Locate all lines in the data below that hold "People" and show them.

* Begin Source material *

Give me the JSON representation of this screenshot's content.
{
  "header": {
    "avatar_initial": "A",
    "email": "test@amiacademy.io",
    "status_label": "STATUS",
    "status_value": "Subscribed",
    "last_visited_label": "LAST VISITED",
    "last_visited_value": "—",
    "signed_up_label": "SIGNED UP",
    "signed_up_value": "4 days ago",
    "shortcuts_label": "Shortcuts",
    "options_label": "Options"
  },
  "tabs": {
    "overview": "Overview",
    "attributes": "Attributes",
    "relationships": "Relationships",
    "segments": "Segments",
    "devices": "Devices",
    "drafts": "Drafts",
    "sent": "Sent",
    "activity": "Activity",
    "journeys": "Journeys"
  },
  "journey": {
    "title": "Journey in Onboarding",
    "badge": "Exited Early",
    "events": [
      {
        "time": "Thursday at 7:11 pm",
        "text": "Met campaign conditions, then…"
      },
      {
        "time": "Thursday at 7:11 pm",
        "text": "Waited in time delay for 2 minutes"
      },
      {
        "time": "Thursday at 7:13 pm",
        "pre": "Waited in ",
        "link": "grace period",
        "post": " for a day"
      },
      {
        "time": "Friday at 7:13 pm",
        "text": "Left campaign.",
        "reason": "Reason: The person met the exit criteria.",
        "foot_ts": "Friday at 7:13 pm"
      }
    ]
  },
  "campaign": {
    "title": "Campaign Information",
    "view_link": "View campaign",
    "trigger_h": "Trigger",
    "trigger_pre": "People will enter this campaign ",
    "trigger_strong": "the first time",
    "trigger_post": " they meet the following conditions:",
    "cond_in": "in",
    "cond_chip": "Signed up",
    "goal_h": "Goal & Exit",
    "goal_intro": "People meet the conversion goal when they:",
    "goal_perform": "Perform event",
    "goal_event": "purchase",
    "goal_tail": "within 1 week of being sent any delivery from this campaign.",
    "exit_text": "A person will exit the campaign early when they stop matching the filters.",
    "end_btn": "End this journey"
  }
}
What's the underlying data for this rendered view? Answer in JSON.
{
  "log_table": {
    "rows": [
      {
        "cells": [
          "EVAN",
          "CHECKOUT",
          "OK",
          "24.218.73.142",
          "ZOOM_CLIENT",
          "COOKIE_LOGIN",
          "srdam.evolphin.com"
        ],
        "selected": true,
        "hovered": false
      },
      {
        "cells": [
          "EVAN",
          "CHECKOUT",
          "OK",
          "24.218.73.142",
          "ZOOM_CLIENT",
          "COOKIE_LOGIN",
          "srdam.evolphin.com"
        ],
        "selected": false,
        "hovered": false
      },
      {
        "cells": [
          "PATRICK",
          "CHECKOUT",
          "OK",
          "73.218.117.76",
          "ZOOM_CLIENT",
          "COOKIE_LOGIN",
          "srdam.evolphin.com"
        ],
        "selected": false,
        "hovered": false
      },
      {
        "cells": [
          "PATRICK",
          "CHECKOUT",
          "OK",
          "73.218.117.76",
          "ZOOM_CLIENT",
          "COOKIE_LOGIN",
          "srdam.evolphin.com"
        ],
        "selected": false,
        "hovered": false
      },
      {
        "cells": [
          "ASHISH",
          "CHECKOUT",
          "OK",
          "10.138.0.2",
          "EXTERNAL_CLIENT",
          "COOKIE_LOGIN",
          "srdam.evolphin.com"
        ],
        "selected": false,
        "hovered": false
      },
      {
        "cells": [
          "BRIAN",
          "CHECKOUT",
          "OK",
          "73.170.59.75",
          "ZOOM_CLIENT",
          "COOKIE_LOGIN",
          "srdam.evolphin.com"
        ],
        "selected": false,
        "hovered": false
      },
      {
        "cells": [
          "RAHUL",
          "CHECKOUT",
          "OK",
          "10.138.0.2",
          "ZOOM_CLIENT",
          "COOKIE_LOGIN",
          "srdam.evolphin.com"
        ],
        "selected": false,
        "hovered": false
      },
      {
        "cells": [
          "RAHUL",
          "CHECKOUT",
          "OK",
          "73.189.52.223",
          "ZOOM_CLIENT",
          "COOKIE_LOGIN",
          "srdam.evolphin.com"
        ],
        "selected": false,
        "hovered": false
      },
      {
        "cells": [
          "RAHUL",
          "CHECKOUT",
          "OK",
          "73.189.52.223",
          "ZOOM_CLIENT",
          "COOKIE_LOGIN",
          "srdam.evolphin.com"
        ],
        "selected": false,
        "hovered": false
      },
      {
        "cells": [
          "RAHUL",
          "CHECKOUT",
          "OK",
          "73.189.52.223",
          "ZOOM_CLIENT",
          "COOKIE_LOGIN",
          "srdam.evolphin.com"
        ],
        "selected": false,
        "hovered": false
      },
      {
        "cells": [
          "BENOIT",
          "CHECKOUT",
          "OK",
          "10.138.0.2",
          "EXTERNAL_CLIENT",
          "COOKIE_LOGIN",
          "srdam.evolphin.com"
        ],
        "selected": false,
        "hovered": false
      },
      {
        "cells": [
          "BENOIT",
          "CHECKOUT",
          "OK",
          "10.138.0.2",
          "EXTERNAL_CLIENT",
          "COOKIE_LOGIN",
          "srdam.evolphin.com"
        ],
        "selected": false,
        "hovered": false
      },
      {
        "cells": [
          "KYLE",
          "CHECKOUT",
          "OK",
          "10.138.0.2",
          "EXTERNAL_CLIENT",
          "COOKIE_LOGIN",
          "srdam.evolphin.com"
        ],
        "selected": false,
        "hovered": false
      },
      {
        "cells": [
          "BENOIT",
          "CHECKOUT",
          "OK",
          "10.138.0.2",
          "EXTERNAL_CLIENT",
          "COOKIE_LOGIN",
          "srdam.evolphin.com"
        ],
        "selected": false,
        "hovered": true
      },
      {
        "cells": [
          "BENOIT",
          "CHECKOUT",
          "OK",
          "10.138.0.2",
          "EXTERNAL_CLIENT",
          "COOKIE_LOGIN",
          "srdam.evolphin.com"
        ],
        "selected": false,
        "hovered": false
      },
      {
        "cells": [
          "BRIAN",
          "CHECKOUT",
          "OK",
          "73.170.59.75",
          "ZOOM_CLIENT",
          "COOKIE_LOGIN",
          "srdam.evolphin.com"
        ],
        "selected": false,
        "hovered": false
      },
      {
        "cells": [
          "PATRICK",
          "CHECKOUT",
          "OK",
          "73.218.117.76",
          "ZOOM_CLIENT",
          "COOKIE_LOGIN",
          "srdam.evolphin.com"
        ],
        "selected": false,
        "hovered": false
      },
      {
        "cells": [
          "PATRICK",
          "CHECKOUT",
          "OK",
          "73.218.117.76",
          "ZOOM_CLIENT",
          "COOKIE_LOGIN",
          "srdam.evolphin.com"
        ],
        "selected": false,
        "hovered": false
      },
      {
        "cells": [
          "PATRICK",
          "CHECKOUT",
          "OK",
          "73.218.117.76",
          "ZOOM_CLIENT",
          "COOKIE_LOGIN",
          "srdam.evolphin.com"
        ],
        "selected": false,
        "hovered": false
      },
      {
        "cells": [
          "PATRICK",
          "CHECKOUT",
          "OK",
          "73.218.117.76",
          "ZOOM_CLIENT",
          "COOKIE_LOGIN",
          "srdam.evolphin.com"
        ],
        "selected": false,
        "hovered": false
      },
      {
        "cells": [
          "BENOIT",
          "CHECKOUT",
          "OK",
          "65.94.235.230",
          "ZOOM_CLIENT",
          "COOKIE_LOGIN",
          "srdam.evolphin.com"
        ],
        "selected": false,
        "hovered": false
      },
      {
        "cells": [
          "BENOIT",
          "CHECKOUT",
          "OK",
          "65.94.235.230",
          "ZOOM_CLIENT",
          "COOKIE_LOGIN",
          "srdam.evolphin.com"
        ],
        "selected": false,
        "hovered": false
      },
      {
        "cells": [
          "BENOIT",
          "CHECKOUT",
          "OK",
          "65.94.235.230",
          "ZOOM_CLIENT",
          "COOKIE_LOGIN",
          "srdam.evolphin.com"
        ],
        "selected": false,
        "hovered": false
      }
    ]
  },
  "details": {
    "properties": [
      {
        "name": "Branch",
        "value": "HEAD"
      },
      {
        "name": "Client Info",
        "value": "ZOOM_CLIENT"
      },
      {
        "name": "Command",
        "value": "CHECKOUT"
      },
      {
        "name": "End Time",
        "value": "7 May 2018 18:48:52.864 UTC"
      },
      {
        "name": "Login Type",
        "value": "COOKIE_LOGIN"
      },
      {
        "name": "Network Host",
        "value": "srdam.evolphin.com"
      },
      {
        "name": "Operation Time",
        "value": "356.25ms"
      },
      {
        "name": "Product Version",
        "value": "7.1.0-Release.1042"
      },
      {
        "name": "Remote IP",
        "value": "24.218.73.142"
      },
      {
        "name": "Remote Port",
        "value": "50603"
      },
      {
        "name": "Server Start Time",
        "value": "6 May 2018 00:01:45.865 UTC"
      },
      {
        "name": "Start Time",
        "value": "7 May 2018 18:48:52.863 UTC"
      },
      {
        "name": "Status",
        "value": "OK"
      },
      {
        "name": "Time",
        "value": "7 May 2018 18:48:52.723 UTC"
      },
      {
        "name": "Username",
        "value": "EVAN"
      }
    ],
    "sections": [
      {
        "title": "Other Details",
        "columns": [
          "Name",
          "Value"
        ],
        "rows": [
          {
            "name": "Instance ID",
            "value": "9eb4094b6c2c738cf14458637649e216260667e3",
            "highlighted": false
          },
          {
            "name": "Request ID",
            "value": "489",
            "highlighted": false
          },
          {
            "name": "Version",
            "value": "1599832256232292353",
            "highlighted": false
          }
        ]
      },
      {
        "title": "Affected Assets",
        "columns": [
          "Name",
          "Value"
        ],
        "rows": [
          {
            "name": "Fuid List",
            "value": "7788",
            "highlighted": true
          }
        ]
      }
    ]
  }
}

* End Source material *

Result:
    "trigger_pre": "People will enter this campaign ",
    "goal_intro": "People meet the conversion goal when they:",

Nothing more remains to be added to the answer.